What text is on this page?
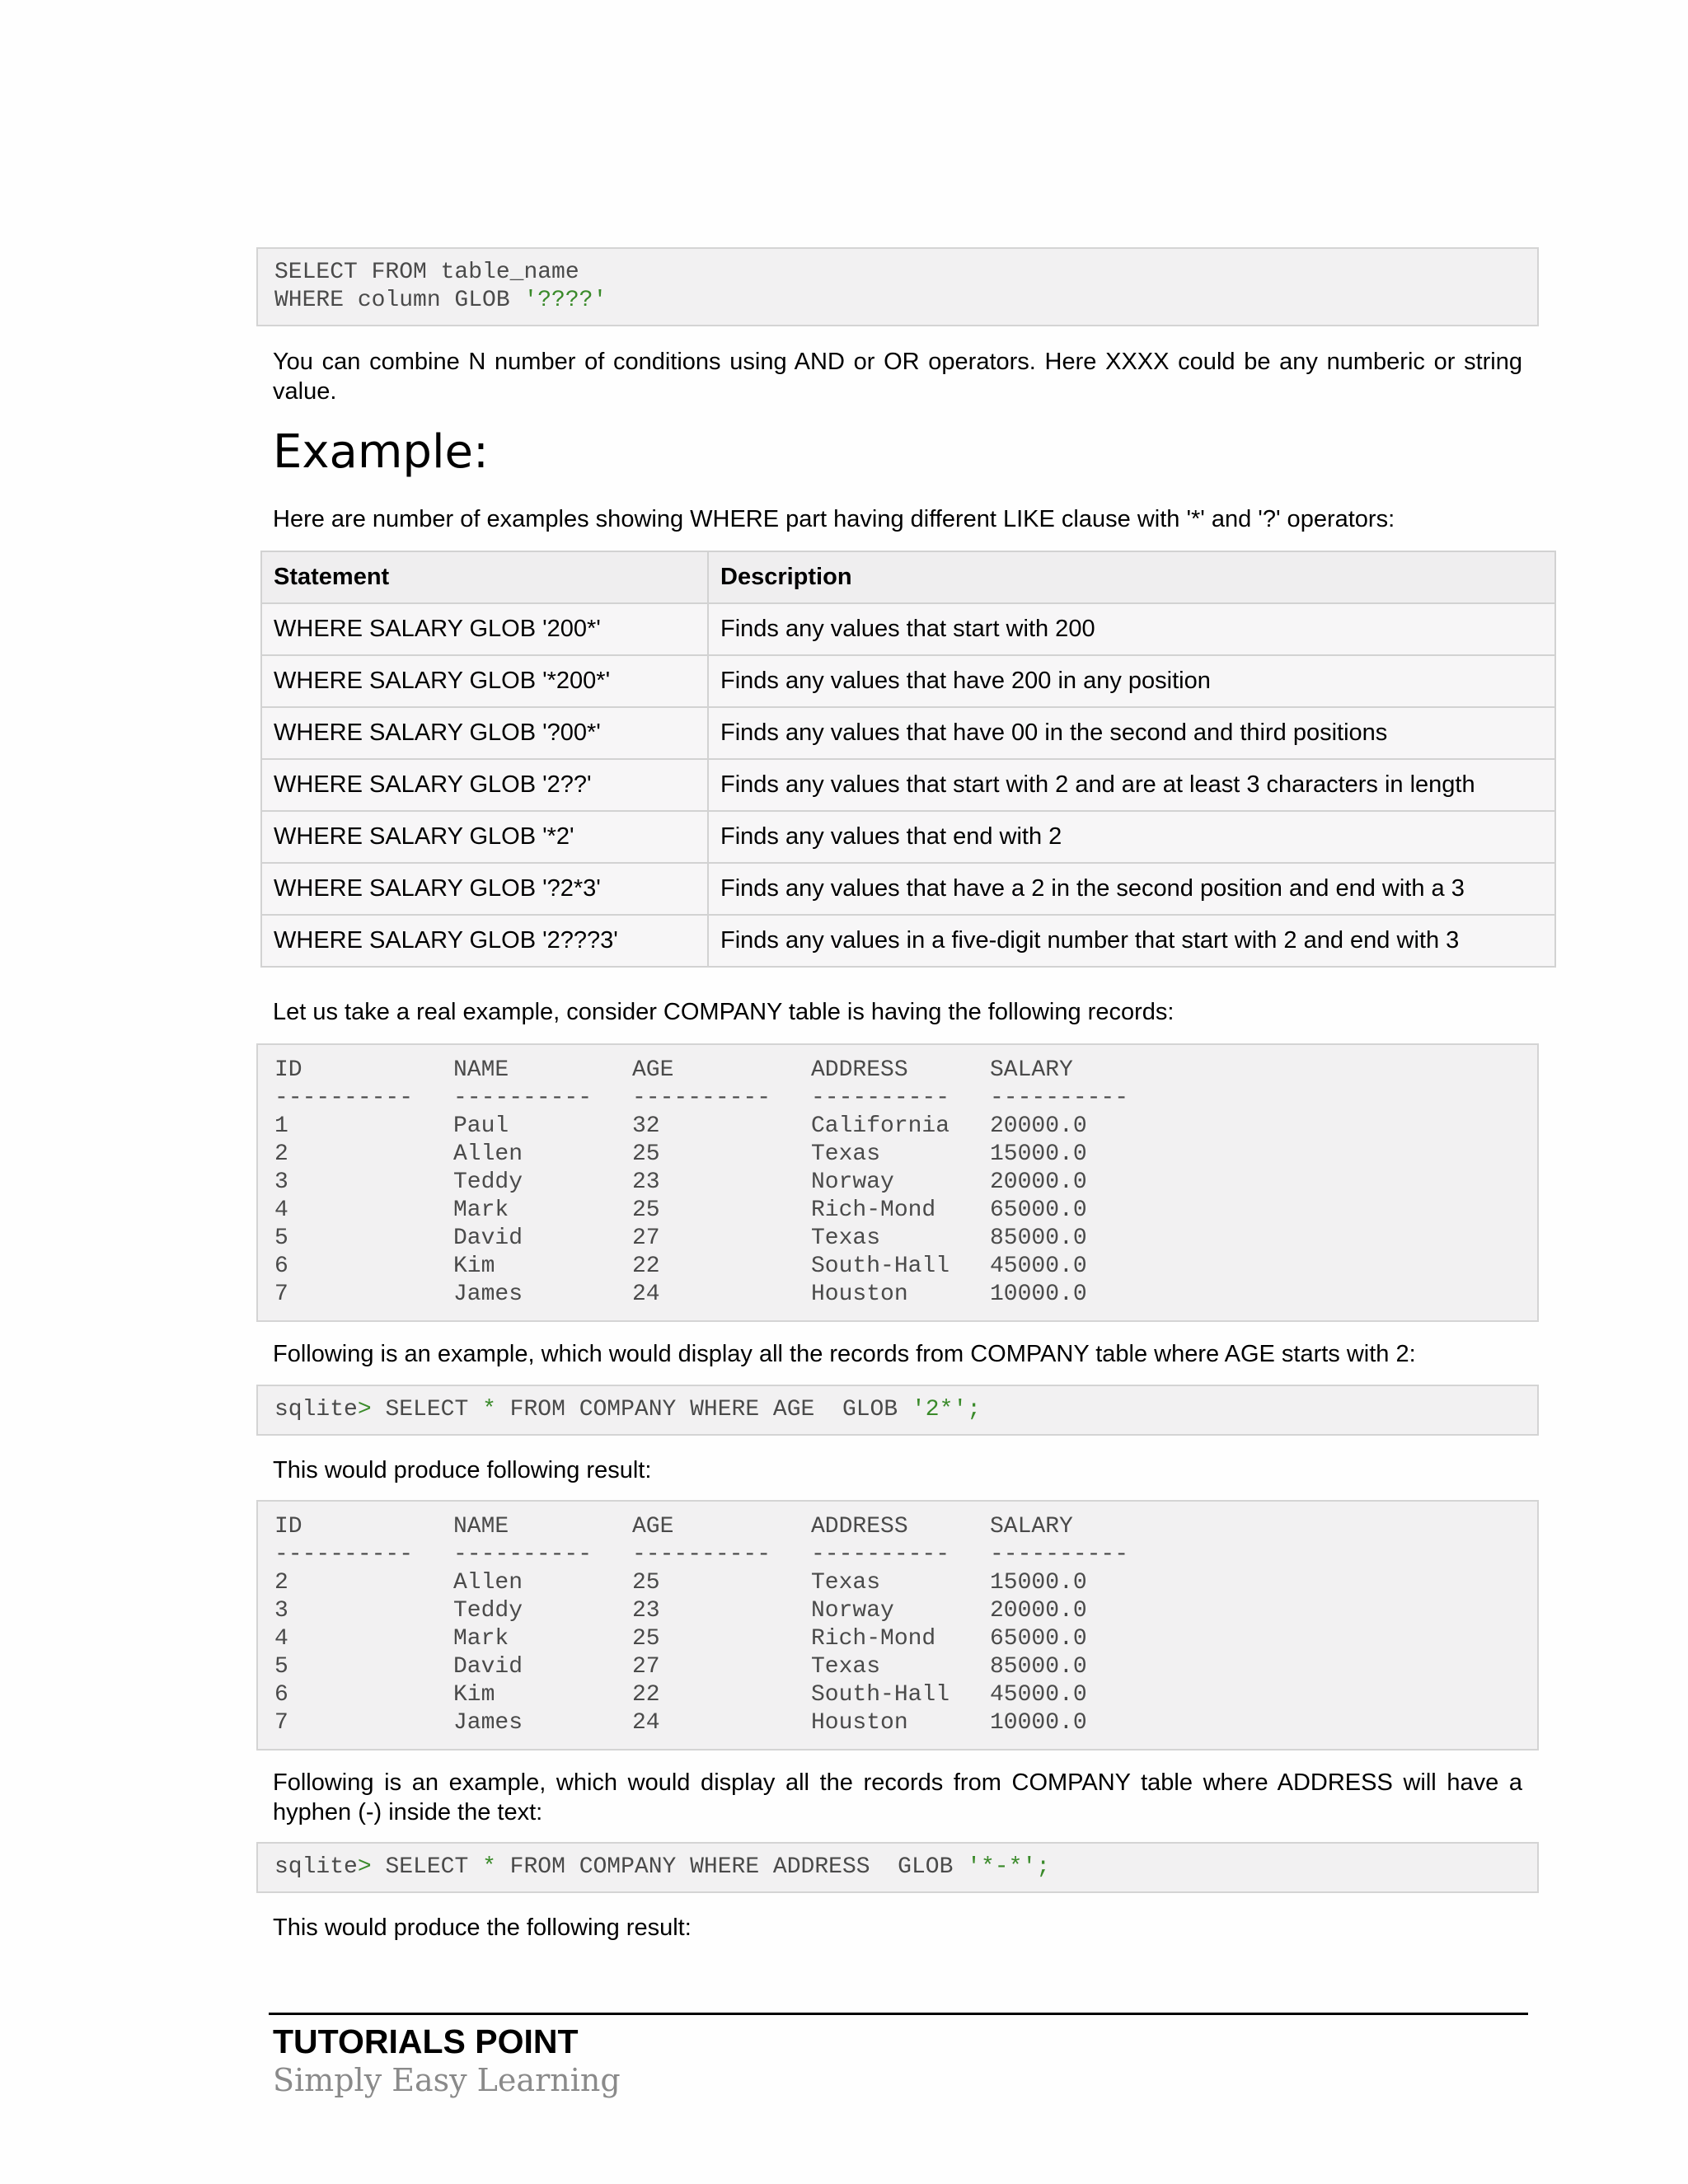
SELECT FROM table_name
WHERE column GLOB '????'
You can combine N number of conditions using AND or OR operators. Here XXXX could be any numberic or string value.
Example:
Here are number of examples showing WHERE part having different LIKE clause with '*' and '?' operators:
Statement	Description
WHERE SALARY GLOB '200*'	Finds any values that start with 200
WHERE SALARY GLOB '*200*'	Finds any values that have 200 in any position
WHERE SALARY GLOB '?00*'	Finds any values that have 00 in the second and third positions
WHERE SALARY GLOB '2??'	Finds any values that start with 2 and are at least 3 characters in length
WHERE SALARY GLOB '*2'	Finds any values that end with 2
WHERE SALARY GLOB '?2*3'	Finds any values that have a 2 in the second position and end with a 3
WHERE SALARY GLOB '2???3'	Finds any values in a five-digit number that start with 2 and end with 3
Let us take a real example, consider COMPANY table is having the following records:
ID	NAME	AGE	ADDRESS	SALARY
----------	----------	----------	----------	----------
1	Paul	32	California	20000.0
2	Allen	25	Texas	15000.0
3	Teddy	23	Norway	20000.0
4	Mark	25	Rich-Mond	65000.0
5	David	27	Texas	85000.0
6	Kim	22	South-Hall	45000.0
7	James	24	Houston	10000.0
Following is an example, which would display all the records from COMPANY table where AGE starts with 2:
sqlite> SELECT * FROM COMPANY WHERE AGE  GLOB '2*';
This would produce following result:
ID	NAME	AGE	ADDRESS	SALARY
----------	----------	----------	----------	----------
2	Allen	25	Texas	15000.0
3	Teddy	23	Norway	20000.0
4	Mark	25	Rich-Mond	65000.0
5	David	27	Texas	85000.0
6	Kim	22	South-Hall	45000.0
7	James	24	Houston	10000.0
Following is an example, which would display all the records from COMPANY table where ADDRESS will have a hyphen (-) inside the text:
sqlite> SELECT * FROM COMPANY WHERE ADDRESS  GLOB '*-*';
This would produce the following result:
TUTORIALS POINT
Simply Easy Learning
^^^^
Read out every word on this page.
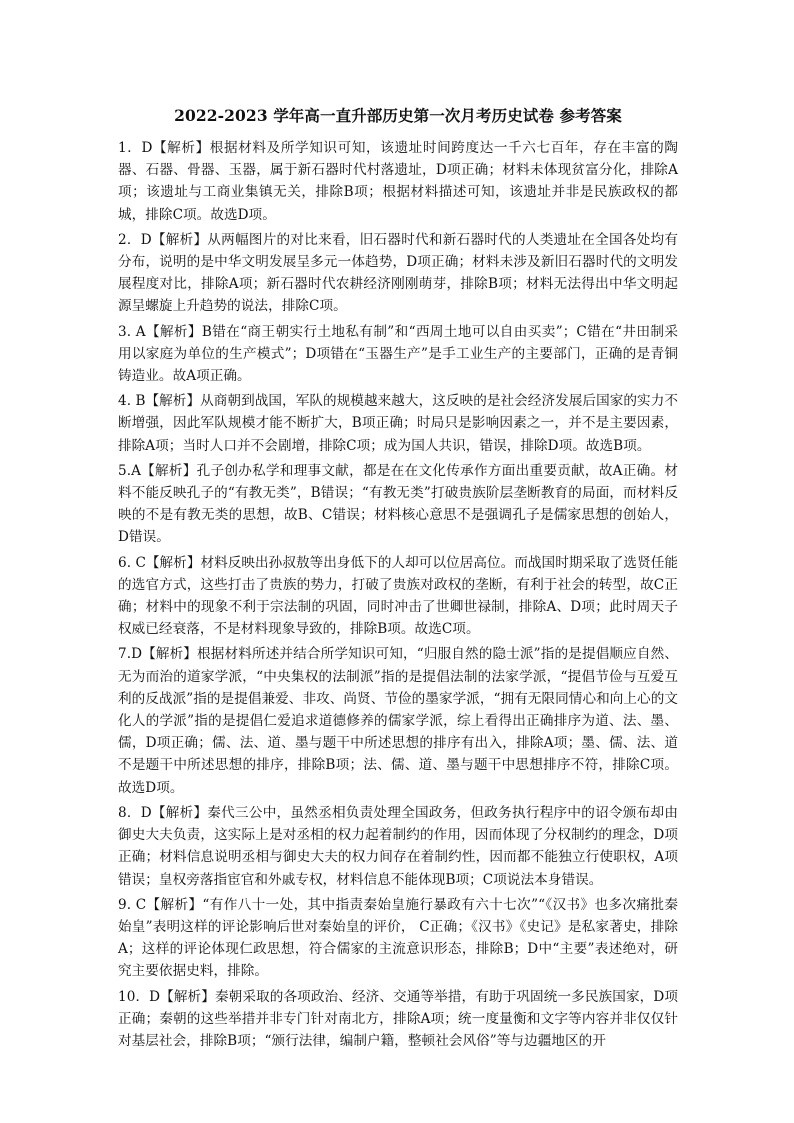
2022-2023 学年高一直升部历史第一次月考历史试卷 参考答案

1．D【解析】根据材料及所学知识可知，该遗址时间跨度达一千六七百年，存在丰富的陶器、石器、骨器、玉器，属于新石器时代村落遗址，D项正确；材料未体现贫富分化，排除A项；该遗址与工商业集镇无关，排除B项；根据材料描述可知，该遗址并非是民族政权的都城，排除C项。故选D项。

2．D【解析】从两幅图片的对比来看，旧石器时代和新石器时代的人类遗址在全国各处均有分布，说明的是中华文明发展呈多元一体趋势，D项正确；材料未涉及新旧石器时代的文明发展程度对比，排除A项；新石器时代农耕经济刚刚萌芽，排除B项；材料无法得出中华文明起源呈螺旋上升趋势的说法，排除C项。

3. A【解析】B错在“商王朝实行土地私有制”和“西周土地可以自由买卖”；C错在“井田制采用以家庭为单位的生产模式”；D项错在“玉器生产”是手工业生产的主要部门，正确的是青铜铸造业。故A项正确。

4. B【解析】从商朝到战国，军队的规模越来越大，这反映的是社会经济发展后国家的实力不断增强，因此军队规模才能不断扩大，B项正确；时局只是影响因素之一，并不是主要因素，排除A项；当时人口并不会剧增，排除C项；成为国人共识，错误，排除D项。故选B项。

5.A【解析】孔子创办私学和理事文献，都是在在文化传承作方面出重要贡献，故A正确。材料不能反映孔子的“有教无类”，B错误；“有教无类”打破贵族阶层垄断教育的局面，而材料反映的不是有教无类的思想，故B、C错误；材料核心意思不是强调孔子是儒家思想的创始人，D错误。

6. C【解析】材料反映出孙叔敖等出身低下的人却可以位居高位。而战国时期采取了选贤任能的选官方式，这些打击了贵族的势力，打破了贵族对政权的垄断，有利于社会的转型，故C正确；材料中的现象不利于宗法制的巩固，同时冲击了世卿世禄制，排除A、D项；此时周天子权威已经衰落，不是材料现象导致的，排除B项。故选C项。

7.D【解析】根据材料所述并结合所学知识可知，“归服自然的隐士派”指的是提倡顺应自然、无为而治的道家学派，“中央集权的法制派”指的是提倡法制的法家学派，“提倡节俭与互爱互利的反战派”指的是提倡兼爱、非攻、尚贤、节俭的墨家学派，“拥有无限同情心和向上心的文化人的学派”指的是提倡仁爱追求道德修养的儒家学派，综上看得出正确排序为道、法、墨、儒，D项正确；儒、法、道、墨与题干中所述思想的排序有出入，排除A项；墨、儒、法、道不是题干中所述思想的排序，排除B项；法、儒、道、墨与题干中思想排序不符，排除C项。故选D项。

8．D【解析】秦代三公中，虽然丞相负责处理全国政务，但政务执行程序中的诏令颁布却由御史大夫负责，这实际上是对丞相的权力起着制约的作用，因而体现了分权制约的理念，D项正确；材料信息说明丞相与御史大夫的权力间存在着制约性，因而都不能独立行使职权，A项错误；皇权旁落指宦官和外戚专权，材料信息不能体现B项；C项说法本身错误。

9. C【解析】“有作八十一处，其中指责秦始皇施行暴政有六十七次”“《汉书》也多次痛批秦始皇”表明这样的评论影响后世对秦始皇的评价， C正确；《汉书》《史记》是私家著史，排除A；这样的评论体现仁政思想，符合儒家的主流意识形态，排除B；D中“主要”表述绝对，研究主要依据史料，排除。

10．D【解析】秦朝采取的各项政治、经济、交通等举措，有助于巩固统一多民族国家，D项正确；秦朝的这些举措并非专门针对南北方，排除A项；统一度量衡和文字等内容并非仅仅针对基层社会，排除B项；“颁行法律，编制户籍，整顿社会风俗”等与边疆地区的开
^^^^
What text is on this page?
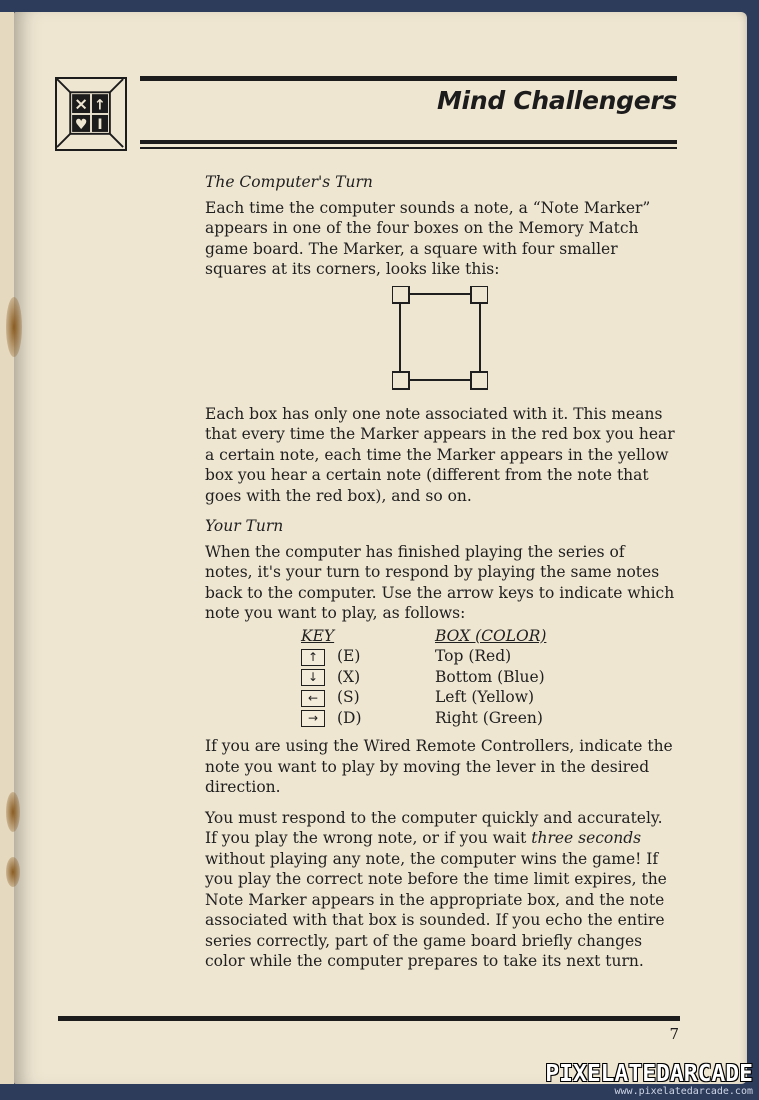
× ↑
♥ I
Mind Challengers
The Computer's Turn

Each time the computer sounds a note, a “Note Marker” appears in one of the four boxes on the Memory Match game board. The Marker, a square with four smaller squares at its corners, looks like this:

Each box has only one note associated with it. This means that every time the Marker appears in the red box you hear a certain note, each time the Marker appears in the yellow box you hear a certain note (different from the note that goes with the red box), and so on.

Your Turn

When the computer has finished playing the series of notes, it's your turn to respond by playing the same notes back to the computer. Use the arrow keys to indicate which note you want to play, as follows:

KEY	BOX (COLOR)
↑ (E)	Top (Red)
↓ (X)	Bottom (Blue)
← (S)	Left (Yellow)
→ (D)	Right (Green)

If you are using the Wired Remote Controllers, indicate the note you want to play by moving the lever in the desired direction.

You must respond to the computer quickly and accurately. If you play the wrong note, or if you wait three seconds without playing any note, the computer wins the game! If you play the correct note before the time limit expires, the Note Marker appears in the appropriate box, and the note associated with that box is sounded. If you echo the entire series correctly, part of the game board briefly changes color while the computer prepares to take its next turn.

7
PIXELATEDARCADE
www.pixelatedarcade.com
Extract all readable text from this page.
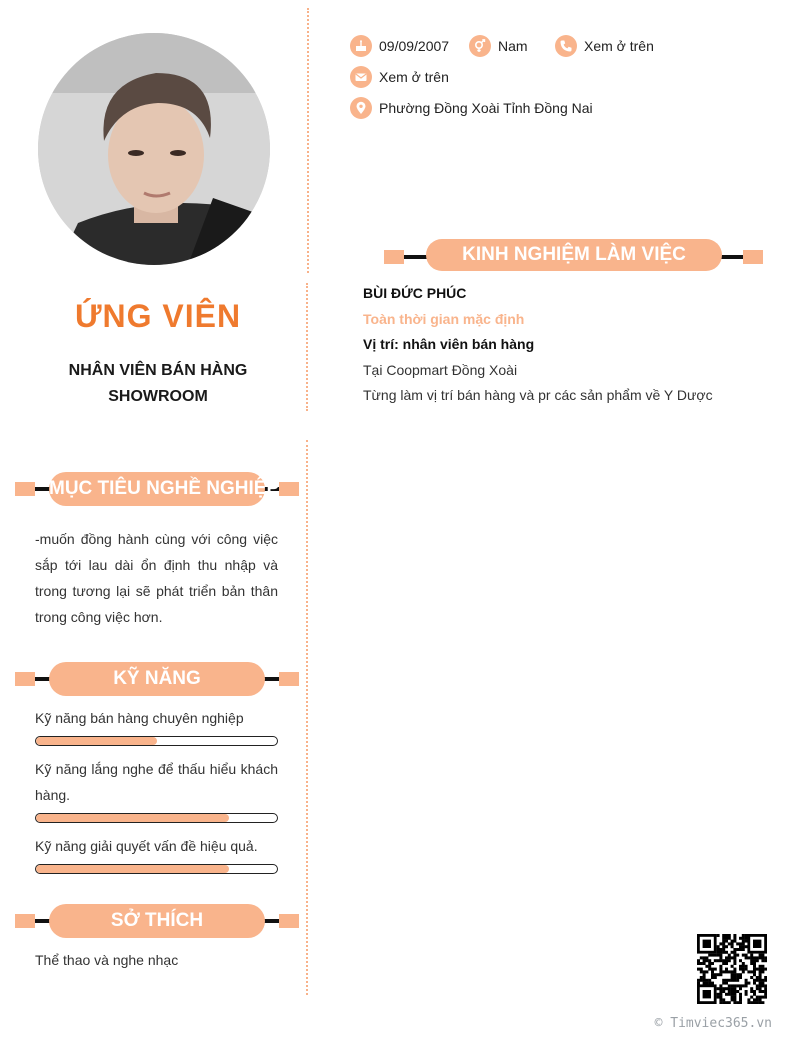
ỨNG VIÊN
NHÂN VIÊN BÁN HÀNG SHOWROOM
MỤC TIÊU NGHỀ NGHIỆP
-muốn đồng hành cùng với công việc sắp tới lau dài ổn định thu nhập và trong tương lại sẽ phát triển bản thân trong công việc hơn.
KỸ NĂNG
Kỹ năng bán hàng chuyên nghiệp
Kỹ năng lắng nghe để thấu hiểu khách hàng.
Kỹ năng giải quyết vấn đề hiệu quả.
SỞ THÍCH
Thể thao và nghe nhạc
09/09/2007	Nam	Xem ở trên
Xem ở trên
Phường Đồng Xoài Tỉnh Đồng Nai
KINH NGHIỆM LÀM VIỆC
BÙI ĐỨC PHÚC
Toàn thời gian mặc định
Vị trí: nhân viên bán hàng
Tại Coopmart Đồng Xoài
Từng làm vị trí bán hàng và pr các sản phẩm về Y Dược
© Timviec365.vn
^^^^
> **Brief**
Copy out every line that includes the word "SELECT".

> **Exercise answer**
SELECT FROM table_name
sqlite> SELECT * FROM COMPANY WHERE AGE  GLOB '2*';
sqlite> SELECT * FROM COMPANY WHERE ADDRESS  GLOB '*-*';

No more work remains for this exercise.